↓
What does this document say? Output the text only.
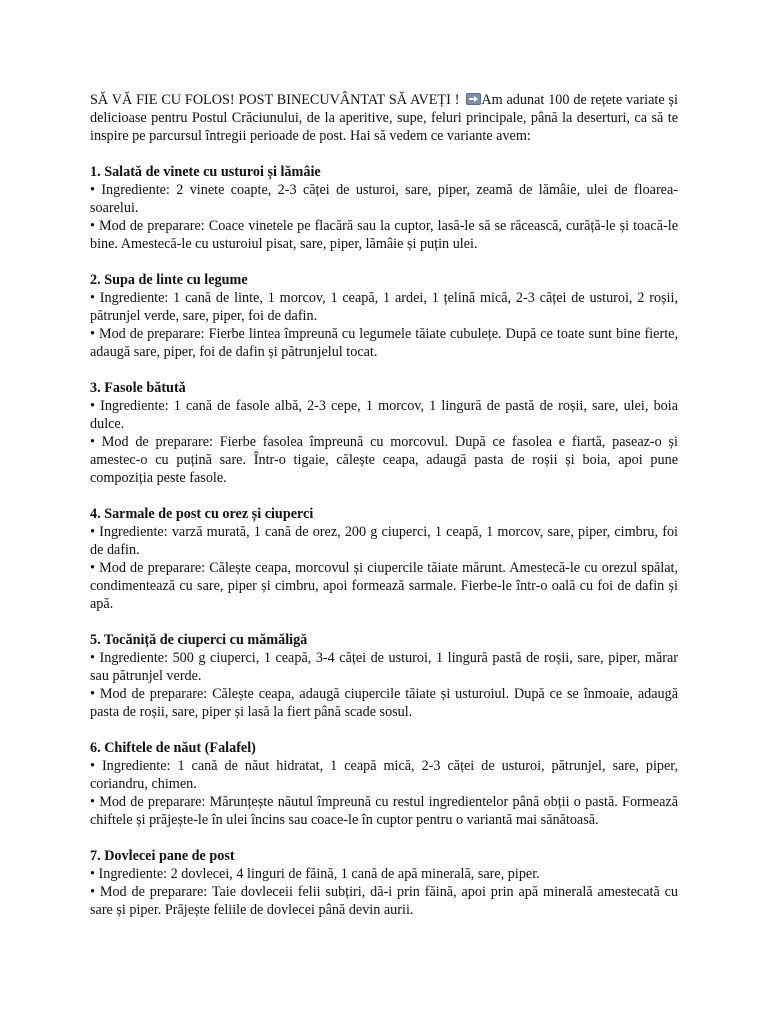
SĂ VĂ FIE CU FOLOS! POST BINECUVÂNTAT SĂ AVEȚI ! Am adunat 100 de rețete variate și delicioase pentru Postul Crăciunului, de la aperitive, supe, feluri principale, până la deserturi, ca să te inspire pe parcursul întregii perioade de post. Hai să vedem ce variante avem:

1. Salată de vinete cu usturoi și lămâie

• Ingrediente: 2 vinete coapte, 2-3 căței de usturoi, sare, piper, zeamă de lămâie, ulei de floarea-soarelui.

• Mod de preparare: Coace vinetele pe flacără sau la cuptor, lasă-le să se răcească, curăță-le și toacă-le bine. Amestecă-le cu usturoiul pisat, sare, piper, lămâie și puțin ulei.

2. Supa de linte cu legume

• Ingrediente: 1 cană de linte, 1 morcov, 1 ceapă, 1 ardei, 1 țelină mică, 2-3 căței de usturoi, 2 roșii, pătrunjel verde, sare, piper, foi de dafin.

• Mod de preparare: Fierbe lintea împreună cu legumele tăiate cubulețe. După ce toate sunt bine fierte, adaugă sare, piper, foi de dafin și pătrunjelul tocat.

3. Fasole bătută

• Ingrediente: 1 cană de fasole albă, 2-3 cepe, 1 morcov, 1 lingură de pastă de roșii, sare, ulei, boia dulce.

• Mod de preparare: Fierbe fasolea împreună cu morcovul. După ce fasolea e fiartă, paseaz-o și amestec-o cu puțină sare. Într-o tigaie, călește ceapa, adaugă pasta de roșii și boia, apoi pune compoziția peste fasole.

4. Sarmale de post cu orez și ciuperci

• Ingrediente: varză murată, 1 cană de orez, 200 g ciuperci, 1 ceapă, 1 morcov, sare, piper, cimbru, foi de dafin.

• Mod de preparare: Călește ceapa, morcovul și ciupercile tăiate mărunt. Amestecă-le cu orezul spălat, condimentează cu sare, piper și cimbru, apoi formează sarmale. Fierbe-le într-o oală cu foi de dafin și apă.

5. Tocăniță de ciuperci cu mămăligă

• Ingrediente: 500 g ciuperci, 1 ceapă, 3-4 căței de usturoi, 1 lingură pastă de roșii, sare, piper, mărar sau pătrunjel verde.

• Mod de preparare: Călește ceapa, adaugă ciupercile tăiate și usturoiul. După ce se înmoaie, adaugă pasta de roșii, sare, piper și lasă la fiert până scade sosul.

6. Chiftele de năut (Falafel)

• Ingrediente: 1 cană de năut hidratat, 1 ceapă mică, 2-3 căței de usturoi, pătrunjel, sare, piper, coriandru, chimen.

• Mod de preparare: Mărunțește năutul împreună cu restul ingredientelor până obții o pastă. Formează chiftele și prăjește-le în ulei încins sau coace-le în cuptor pentru o variantă mai sănătoasă.

7. Dovlecei pane de post

• Ingrediente: 2 dovlecei, 4 linguri de făină, 1 cană de apă minerală, sare, piper.

• Mod de preparare: Taie dovleceii felii subțiri, dă-i prin făină, apoi prin apă minerală amestecată cu sare și piper. Prăjește feliile de dovlecei până devin aurii.
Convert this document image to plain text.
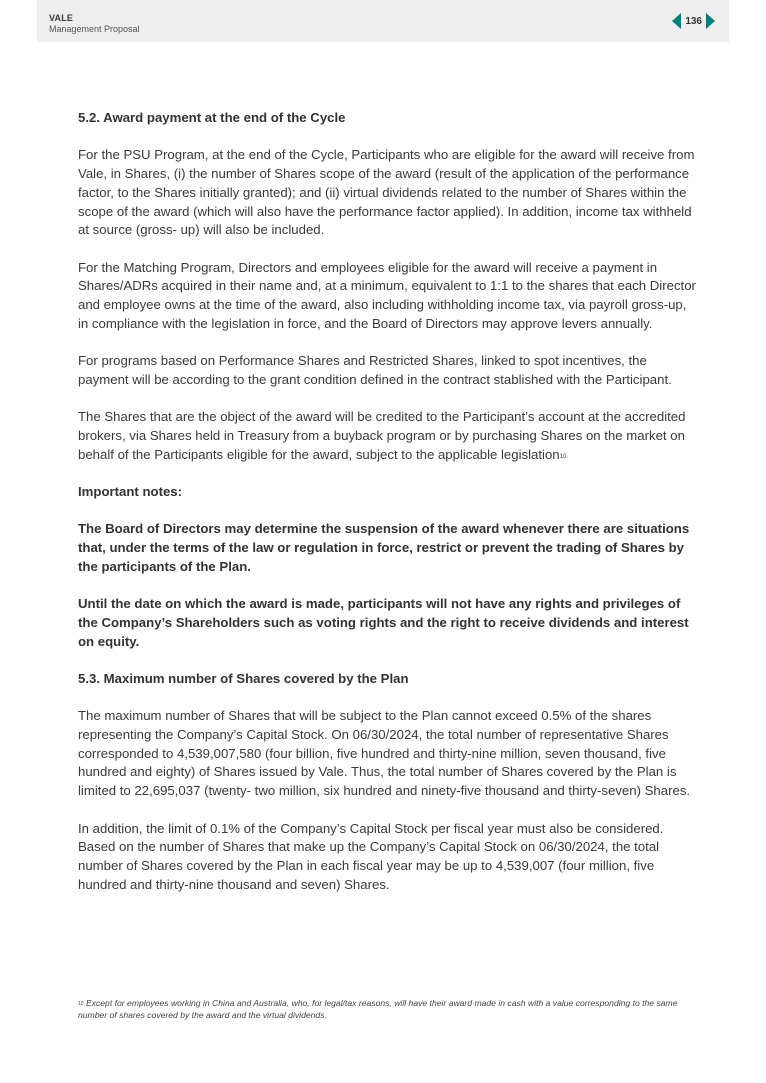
VALE
Management Proposal
136
5.2. Award payment at the end of the Cycle

For the PSU Program, at the end of the Cycle, Participants who are eligible for the award will receive from Vale, in Shares, (i) the number of Shares scope of the award (result of the application of the performance factor, to the Shares initially granted); and (ii) virtual dividends related to the number of Shares within the scope of the award (which will also have the performance factor applied). In addition, income tax withheld at source (gross- up) will also be included.

For the Matching Program, Directors and employees eligible for the award will receive a payment in Shares/ADRs acquired in their name and, at a minimum, equivalent to 1:1 to the shares that each Director and employee owns at the time of the award, also including withholding income tax, via payroll gross-up, in compliance with the legislation in force, and the Board of Directors may approve levers annually.

For programs based on Performance Shares and Restricted Shares, linked to spot incentives, the payment will be according to the grant condition defined in the contract stablished with the Participant.

The Shares that are the object of the award will be credited to the Participant’s account at the accredited brokers, via Shares held in Treasury from a buyback program or by purchasing Shares on the market on behalf of the Participants eligible for the award, subject to the applicable legislation$^{10.}$

Important notes:

The Board of Directors may determine the suspension of the award whenever there are situations that, under the terms of the law or regulation in force, restrict or prevent the trading of Shares by the participants of the Plan.

Until the date on which the award is made, participants will not have any rights and privileges of the Company’s Shareholders such as voting rights and the right to receive dividends and interest on equity.

5.3. Maximum number of Shares covered by the Plan

The maximum number of Shares that will be subject to the Plan cannot exceed 0.5% of the shares representing the Company’s Capital Stock. On 06/30/2024, the total number of representative Shares corresponded to 4,539,007,580 (four billion, five hundred and thirty-nine million, seven thousand, five hundred and eighty) of Shares issued by Vale. Thus, the total number of Shares covered by the Plan is limited to 22,695,037 (twenty- two million, six hundred and ninety-five thousand and thirty-seven) Shares.

In addition, the limit of 0.1% of the Company’s Capital Stock per fiscal year must also be considered. Based on the number of Shares that make up the Company’s Capital Stock on 06/30/2024, the total number of Shares covered by the Plan in each fiscal year may be up to 4,539,007 (four million, five hundred and thirty-nine thousand and seven) Shares.

$^{10}$ Except for employees working in China and Australia, who, for legal/tax reasons, will have their award made in cash with a value corresponding to the same number of shares covered by the award and the virtual dividends.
↑
What you are asked to do
Pick out and copy the lines of the entries that hold the string "lasă".

The response
• Mod de preparare: Coace vinetele pe flacără sau la cuptor, lasă-le să se răcească, curăță-le și toacă-le bine. Amestecă-le cu usturoiul pisat, sare, piper, lămâie și puțin ulei.
• Mod de preparare: Călește ceapa, adaugă ciupercile tăiate și usturoiul. După ce se înmoaie, adaugă pasta de roșii, sare, piper și lasă la fiert până scade sosul.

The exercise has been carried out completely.